Your goal:
Only lines with the word "мозга" are needed; collect each of them from the listing below.

Material for this exercise:
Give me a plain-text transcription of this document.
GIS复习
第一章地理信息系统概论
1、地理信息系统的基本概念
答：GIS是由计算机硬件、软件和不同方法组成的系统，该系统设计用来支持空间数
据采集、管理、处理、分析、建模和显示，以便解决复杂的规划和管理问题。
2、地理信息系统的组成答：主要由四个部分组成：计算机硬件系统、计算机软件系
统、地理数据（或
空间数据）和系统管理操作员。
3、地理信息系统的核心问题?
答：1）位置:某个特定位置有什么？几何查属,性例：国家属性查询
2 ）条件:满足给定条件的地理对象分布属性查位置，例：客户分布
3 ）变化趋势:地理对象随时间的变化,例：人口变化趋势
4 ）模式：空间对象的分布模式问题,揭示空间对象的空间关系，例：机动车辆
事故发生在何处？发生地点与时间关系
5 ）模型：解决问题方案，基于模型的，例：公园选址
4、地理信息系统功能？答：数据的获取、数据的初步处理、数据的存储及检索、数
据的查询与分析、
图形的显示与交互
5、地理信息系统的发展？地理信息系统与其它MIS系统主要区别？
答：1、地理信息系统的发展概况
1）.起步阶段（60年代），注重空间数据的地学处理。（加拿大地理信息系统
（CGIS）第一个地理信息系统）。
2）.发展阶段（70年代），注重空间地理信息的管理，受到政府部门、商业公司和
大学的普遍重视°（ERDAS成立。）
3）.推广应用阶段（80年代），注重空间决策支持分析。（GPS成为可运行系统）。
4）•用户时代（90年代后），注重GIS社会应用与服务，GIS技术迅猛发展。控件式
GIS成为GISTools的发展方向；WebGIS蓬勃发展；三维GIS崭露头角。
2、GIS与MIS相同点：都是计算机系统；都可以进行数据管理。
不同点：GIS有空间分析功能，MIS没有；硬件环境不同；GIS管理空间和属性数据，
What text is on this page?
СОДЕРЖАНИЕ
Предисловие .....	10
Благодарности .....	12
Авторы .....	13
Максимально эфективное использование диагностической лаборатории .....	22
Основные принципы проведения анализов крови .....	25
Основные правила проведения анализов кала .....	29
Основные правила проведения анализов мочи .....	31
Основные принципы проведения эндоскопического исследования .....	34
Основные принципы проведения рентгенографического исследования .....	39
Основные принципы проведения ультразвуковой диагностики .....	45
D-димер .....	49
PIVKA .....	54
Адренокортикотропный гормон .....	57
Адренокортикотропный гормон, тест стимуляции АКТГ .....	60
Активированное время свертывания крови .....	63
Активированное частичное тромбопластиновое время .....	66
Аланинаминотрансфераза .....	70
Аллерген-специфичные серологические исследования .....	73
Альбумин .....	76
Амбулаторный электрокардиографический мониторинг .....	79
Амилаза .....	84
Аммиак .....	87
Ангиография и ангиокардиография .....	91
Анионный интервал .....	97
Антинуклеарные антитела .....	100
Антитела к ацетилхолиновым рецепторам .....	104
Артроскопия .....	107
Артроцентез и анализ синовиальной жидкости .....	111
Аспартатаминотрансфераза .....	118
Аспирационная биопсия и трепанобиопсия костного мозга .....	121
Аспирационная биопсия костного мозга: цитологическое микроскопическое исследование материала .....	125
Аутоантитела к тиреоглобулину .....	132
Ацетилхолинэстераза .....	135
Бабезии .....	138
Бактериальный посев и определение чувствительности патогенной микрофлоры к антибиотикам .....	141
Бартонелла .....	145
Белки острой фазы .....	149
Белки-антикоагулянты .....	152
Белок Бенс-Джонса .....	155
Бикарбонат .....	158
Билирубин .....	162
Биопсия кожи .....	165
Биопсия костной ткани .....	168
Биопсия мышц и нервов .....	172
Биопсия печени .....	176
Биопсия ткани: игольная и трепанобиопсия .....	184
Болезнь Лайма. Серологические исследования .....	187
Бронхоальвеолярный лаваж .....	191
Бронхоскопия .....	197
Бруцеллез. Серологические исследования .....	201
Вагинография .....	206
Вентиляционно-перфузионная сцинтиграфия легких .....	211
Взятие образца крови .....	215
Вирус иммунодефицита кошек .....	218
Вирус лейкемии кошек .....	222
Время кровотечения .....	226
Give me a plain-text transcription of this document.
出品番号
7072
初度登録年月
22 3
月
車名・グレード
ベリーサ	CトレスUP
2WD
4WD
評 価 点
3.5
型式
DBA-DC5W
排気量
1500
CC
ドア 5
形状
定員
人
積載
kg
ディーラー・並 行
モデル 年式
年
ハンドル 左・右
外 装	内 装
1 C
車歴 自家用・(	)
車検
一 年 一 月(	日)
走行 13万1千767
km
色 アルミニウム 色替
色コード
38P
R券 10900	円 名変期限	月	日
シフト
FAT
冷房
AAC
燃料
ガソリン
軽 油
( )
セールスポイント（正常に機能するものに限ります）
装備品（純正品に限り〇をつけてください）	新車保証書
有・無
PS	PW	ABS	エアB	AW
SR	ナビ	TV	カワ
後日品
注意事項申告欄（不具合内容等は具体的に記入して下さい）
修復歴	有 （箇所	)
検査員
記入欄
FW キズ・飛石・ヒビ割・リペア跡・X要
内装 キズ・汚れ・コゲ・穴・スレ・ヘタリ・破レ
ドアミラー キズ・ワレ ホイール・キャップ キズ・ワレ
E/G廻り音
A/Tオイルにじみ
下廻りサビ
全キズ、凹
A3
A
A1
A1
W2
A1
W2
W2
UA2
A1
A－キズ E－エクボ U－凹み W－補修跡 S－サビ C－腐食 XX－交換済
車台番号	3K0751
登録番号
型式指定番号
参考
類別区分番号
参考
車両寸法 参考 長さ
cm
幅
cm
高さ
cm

Complete response:
Аспирационная биопсия и трепанобиопсия костного мозга .....	121
Аспирационная биопсия костного мозга: цитологическое микроскопическое исследование материала .....	125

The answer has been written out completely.